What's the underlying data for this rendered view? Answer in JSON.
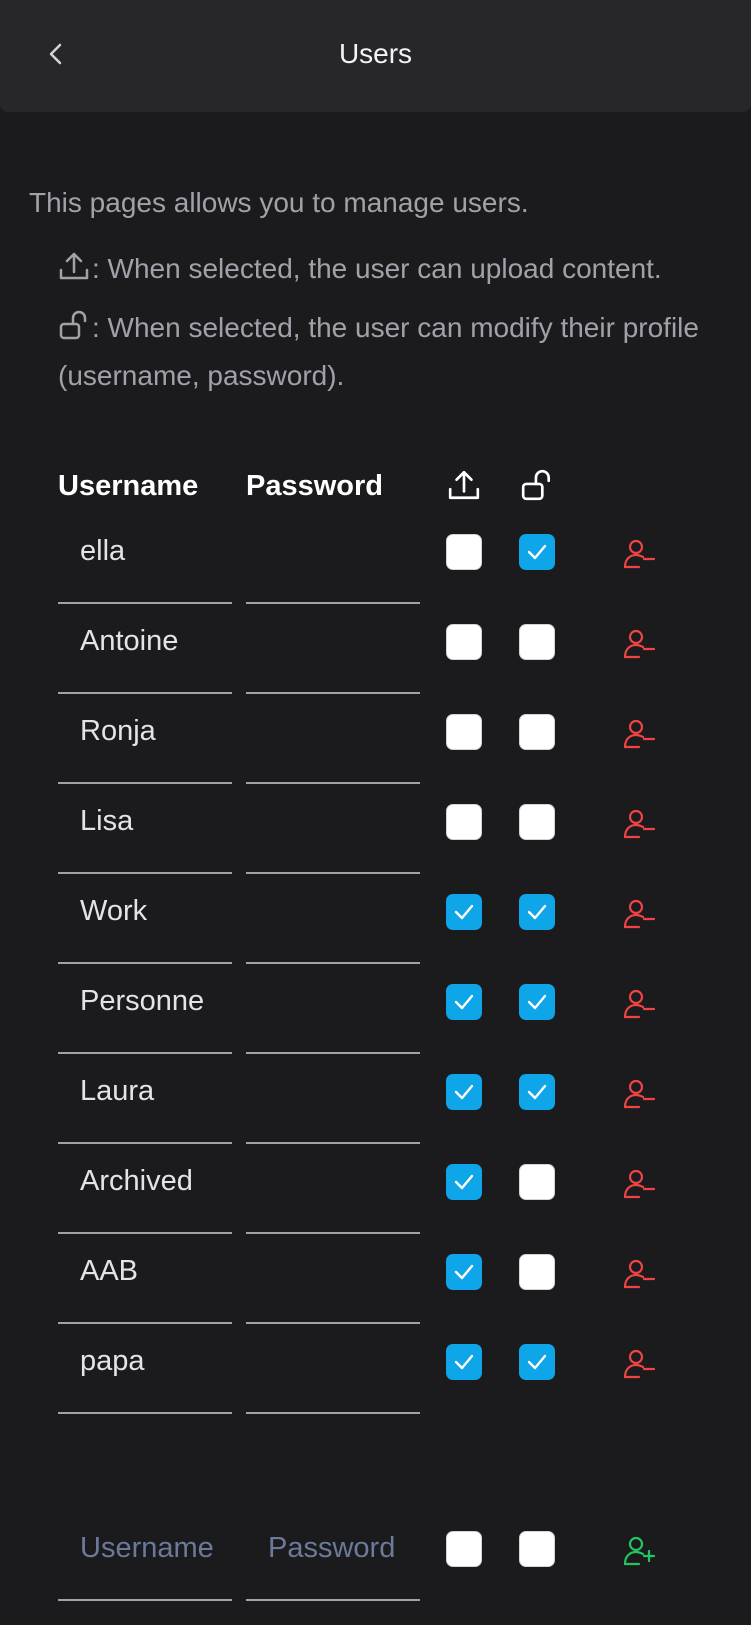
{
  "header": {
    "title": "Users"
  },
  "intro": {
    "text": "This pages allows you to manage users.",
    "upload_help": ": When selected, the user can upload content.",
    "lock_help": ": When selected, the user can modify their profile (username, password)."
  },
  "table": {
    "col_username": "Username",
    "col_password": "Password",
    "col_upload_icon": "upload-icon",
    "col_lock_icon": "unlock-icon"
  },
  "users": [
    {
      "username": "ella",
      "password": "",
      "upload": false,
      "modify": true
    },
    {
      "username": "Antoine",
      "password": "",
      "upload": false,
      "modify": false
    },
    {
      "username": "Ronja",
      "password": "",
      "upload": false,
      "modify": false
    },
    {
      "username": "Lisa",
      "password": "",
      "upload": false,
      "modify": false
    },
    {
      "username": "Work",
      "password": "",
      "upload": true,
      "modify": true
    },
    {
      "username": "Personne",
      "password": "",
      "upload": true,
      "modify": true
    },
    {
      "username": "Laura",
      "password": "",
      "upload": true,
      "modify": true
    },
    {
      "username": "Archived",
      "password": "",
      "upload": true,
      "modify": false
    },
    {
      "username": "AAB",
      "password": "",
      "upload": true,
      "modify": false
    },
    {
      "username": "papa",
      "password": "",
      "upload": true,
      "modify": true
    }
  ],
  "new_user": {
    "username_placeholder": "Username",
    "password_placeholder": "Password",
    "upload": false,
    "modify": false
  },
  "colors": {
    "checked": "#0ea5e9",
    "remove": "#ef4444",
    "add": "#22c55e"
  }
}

★ ★ ★ ★

Omit the pictures and reproduce the listing exactly.

▸ **Full solution**:
What's the underlying data for this rendered view? Answer in JSON.
{
  "header": {
    "title": "Users"
  },
  "intro": {
    "text": "This pages allows you to manage users.",
    "upload_help": ": When selected, the user can upload content.",
    "lock_help": ": When selected, the user can modify their profile (username, password)."
  },
  "table": {
    "col_username": "Username",
    "col_password": "Password",
    "col_upload_icon": "upload-icon",
    "col_lock_icon": "unlock-icon"
  },
  "users": [
    {
      "username": "ella",
      "password": "",
      "upload": false,
      "modify": true
    },
    {
      "username": "Antoine",
      "password": "",
      "upload": false,
      "modify": false
    },
    {
      "username": "Ronja",
      "password": "",
      "upload": false,
      "modify": false
    },
    {
      "username": "Lisa",
      "password": "",
      "upload": false,
      "modify": false
    },
    {
      "username": "Work",
      "password": "",
      "upload": true,
      "modify": true
    },
    {
      "username": "Personne",
      "password": "",
      "upload": true,
      "modify": true
    },
    {
      "username": "Laura",
      "password": "",
      "upload": true,
      "modify": true
    },
    {
      "username": "Archived",
      "password": "",
      "upload": true,
      "modify": false
    },
    {
      "username": "AAB",
      "password": "",
      "upload": true,
      "modify": false
    },
    {
      "username": "papa",
      "password": "",
      "upload": true,
      "modify": true
    }
  ],
  "new_user": {
    "username_placeholder": "Username",
    "password_placeholder": "Password",
    "upload": false,
    "modify": false
  },
  "colors": {
    "checked": "#0ea5e9",
    "remove": "#ef4444",
    "add": "#22c55e"
  }
}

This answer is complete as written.